__Stored dataset items__.
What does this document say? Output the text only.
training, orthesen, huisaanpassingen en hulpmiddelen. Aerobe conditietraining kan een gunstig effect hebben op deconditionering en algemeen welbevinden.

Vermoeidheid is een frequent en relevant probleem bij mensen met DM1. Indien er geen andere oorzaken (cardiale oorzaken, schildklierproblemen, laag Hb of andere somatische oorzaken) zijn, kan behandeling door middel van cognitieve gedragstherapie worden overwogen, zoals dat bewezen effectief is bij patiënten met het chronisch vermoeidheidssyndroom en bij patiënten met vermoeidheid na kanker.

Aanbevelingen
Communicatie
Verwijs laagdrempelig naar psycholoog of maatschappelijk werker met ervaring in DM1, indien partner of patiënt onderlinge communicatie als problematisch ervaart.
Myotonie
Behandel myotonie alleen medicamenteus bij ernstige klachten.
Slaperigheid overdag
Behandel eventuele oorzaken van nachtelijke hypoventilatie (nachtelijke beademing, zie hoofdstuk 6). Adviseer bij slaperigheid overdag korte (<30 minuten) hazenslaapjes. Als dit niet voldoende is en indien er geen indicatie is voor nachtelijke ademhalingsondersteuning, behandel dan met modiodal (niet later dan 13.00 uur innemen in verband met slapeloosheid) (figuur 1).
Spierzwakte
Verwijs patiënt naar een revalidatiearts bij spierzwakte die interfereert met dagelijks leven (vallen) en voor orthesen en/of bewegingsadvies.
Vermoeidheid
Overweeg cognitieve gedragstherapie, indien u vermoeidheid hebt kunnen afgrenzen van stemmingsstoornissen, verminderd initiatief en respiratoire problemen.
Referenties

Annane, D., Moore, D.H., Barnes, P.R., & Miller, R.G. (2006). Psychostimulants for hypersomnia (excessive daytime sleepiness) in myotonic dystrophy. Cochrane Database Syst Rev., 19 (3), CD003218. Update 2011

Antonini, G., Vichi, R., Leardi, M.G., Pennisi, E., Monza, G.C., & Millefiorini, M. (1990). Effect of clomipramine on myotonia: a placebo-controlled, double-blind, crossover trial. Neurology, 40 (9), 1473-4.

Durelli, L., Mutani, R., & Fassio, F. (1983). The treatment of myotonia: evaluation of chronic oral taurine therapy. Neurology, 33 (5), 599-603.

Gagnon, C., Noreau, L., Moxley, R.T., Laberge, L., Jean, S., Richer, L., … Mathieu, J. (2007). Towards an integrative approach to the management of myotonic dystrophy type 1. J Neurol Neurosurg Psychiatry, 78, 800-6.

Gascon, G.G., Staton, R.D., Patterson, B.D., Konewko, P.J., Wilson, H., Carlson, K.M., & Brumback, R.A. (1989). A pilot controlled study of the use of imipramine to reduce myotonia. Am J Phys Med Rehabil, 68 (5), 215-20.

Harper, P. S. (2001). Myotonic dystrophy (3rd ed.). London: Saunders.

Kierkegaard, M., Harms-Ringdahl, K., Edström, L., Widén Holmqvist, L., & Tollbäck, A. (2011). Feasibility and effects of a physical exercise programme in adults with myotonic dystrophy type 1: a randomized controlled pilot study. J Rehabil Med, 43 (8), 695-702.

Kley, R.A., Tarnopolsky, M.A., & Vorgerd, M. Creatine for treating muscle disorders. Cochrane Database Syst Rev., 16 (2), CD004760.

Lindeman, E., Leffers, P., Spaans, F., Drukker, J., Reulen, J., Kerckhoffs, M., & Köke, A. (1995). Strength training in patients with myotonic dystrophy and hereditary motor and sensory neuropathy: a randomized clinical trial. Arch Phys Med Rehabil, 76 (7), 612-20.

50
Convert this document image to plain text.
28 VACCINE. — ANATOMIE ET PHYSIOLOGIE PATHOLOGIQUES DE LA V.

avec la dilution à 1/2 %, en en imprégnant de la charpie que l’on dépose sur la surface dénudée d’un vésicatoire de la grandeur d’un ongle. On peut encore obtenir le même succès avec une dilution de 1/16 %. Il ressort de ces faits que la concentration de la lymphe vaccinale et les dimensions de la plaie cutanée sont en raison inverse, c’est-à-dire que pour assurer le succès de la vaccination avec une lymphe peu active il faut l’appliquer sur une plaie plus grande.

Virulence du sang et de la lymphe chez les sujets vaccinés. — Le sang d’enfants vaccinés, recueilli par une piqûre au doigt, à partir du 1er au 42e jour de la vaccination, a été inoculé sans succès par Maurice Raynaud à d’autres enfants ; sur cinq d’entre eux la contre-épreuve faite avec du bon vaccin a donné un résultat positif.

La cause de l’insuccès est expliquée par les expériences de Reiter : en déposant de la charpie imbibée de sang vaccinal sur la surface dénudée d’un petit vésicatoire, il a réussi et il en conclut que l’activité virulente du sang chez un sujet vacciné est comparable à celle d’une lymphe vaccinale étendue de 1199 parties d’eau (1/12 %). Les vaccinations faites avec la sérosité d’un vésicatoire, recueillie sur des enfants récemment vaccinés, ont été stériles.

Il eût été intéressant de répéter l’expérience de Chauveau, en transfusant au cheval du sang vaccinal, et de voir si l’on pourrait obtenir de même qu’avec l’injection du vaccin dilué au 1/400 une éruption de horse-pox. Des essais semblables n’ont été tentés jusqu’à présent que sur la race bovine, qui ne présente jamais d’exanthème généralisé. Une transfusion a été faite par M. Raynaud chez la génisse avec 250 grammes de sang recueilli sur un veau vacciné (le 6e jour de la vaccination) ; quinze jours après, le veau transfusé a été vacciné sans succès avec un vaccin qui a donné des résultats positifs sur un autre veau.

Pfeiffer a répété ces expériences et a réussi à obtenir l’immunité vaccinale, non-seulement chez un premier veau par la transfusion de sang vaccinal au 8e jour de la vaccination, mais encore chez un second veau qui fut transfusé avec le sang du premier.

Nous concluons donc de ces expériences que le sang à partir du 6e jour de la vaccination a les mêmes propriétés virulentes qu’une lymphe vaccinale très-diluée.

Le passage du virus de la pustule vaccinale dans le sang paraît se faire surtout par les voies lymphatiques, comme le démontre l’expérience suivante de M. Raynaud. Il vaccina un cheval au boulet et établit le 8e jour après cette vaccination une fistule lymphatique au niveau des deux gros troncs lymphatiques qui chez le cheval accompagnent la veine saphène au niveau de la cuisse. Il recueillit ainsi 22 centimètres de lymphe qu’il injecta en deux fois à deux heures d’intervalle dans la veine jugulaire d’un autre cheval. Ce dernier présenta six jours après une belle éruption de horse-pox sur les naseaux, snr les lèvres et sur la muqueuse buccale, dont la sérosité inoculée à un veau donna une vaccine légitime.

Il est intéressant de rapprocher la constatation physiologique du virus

__To do__. Without altering a single word, set down all the entries again.

__Final answer__.
What does this document say? Output the text only.
training, orthesen, huisaanpassingen en hulpmiddelen. Aerobe conditietraining kan een gunstig effect hebben op deconditionering en algemeen welbevinden.

Vermoeidheid is een frequent en relevant probleem bij mensen met DM1. Indien er geen andere oorzaken (cardiale oorzaken, schildklierproblemen, laag Hb of andere somatische oorzaken) zijn, kan behandeling door middel van cognitieve gedragstherapie worden overwogen, zoals dat bewezen effectief is bij patiënten met het chronisch vermoeidheidssyndroom en bij patiënten met vermoeidheid na kanker.

Aanbevelingen
Communicatie
Verwijs laagdrempelig naar psycholoog of maatschappelijk werker met ervaring in DM1, indien partner of patiënt onderlinge communicatie als problematisch ervaart.
Myotonie
Behandel myotonie alleen medicamenteus bij ernstige klachten.
Slaperigheid overdag
Behandel eventuele oorzaken van nachtelijke hypoventilatie (nachtelijke beademing, zie hoofdstuk 6). Adviseer bij slaperigheid overdag korte (<30 minuten) hazenslaapjes. Als dit niet voldoende is en indien er geen indicatie is voor nachtelijke ademhalingsondersteuning, behandel dan met modiodal (niet later dan 13.00 uur innemen in verband met slapeloosheid) (figuur 1).
Spierzwakte
Verwijs patiënt naar een revalidatiearts bij spierzwakte die interfereert met dagelijks leven (vallen) en voor orthesen en/of bewegingsadvies.
Vermoeidheid
Overweeg cognitieve gedragstherapie, indien u vermoeidheid hebt kunnen afgrenzen van stemmingsstoornissen, verminderd initiatief en respiratoire problemen.
Referenties

Annane, D., Moore, D.H., Barnes, P.R., & Miller, R.G. (2006). Psychostimulants for hypersomnia (excessive daytime sleepiness) in myotonic dystrophy. Cochrane Database Syst Rev., 19 (3), CD003218. Update 2011

Antonini, G., Vichi, R., Leardi, M.G., Pennisi, E., Monza, G.C., & Millefiorini, M. (1990). Effect of clomipramine on myotonia: a placebo-controlled, double-blind, crossover trial. Neurology, 40 (9), 1473-4.

Durelli, L., Mutani, R., & Fassio, F. (1983). The treatment of myotonia: evaluation of chronic oral taurine therapy. Neurology, 33 (5), 599-603.

Gagnon, C., Noreau, L., Moxley, R.T., Laberge, L., Jean, S., Richer, L., … Mathieu, J. (2007). Towards an integrative approach to the management of myotonic dystrophy type 1. J Neurol Neurosurg Psychiatry, 78, 800-6.

Gascon, G.G., Staton, R.D., Patterson, B.D., Konewko, P.J., Wilson, H., Carlson, K.M., & Brumback, R.A. (1989). A pilot controlled study of the use of imipramine to reduce myotonia. Am J Phys Med Rehabil, 68 (5), 215-20.

Harper, P. S. (2001). Myotonic dystrophy (3rd ed.). London: Saunders.

Kierkegaard, M., Harms-Ringdahl, K., Edström, L., Widén Holmqvist, L., & Tollbäck, A. (2011). Feasibility and effects of a physical exercise programme in adults with myotonic dystrophy type 1: a randomized controlled pilot study. J Rehabil Med, 43 (8), 695-702.

Kley, R.A., Tarnopolsky, M.A., & Vorgerd, M. Creatine for treating muscle disorders. Cochrane Database Syst Rev., 16 (2), CD004760.

Lindeman, E., Leffers, P., Spaans, F., Drukker, J., Reulen, J., Kerckhoffs, M., & Köke, A. (1995). Strength training in patients with myotonic dystrophy and hereditary motor and sensory neuropathy: a randomized clinical trial. Arch Phys Med Rehabil, 76 (7), 612-20.

50
Convert this document image to plain text.
28 VACCINE. — ANATOMIE ET PHYSIOLOGIE PATHOLOGIQUES DE LA V.

avec la dilution à 1/2 %, en en imprégnant de la charpie que l’on dépose sur la surface dénudée d’un vésicatoire de la grandeur d’un ongle. On peut encore obtenir le même succès avec une dilution de 1/16 %. Il ressort de ces faits que la concentration de la lymphe vaccinale et les dimensions de la plaie cutanée sont en raison inverse, c’est-à-dire que pour assurer le succès de la vaccination avec une lymphe peu active il faut l’appliquer sur une plaie plus grande.

Virulence du sang et de la lymphe chez les sujets vaccinés. — Le sang d’enfants vaccinés, recueilli par une piqûre au doigt, à partir du 1er au 42e jour de la vaccination, a été inoculé sans succès par Maurice Raynaud à d’autres enfants ; sur cinq d’entre eux la contre-épreuve faite avec du bon vaccin a donné un résultat positif.

La cause de l’insuccès est expliquée par les expériences de Reiter : en déposant de la charpie imbibée de sang vaccinal sur la surface dénudée d’un petit vésicatoire, il a réussi et il en conclut que l’activité virulente du sang chez un sujet vacciné est comparable à celle d’une lymphe vaccinale étendue de 1199 parties d’eau (1/12 %). Les vaccinations faites avec la sérosité d’un vésicatoire, recueillie sur des enfants récemment vaccinés, ont été stériles.

Il eût été intéressant de répéter l’expérience de Chauveau, en transfusant au cheval du sang vaccinal, et de voir si l’on pourrait obtenir de même qu’avec l’injection du vaccin dilué au 1/400 une éruption de horse-pox. Des essais semblables n’ont été tentés jusqu’à présent que sur la race bovine, qui ne présente jamais d’exanthème généralisé. Une transfusion a été faite par M. Raynaud chez la génisse avec 250 grammes de sang recueilli sur un veau vacciné (le 6e jour de la vaccination) ; quinze jours après, le veau transfusé a été vacciné sans succès avec un vaccin qui a donné des résultats positifs sur un autre veau.

Pfeiffer a répété ces expériences et a réussi à obtenir l’immunité vaccinale, non-seulement chez un premier veau par la transfusion de sang vaccinal au 8e jour de la vaccination, mais encore chez un second veau qui fut transfusé avec le sang du premier.

Nous concluons donc de ces expériences que le sang à partir du 6e jour de la vaccination a les mêmes propriétés virulentes qu’une lymphe vaccinale très-diluée.

Le passage du virus de la pustule vaccinale dans le sang paraît se faire surtout par les voies lymphatiques, comme le démontre l’expérience suivante de M. Raynaud. Il vaccina un cheval au boulet et établit le 8e jour après cette vaccination une fistule lymphatique au niveau des deux gros troncs lymphatiques qui chez le cheval accompagnent la veine saphène au niveau de la cuisse. Il recueillit ainsi 22 centimètres de lymphe qu’il injecta en deux fois à deux heures d’intervalle dans la veine jugulaire d’un autre cheval. Ce dernier présenta six jours après une belle éruption de horse-pox sur les naseaux, snr les lèvres et sur la muqueuse buccale, dont la sérosité inoculée à un veau donna une vaccine légitime.

Il est intéressant de rapprocher la constatation physiologique du virus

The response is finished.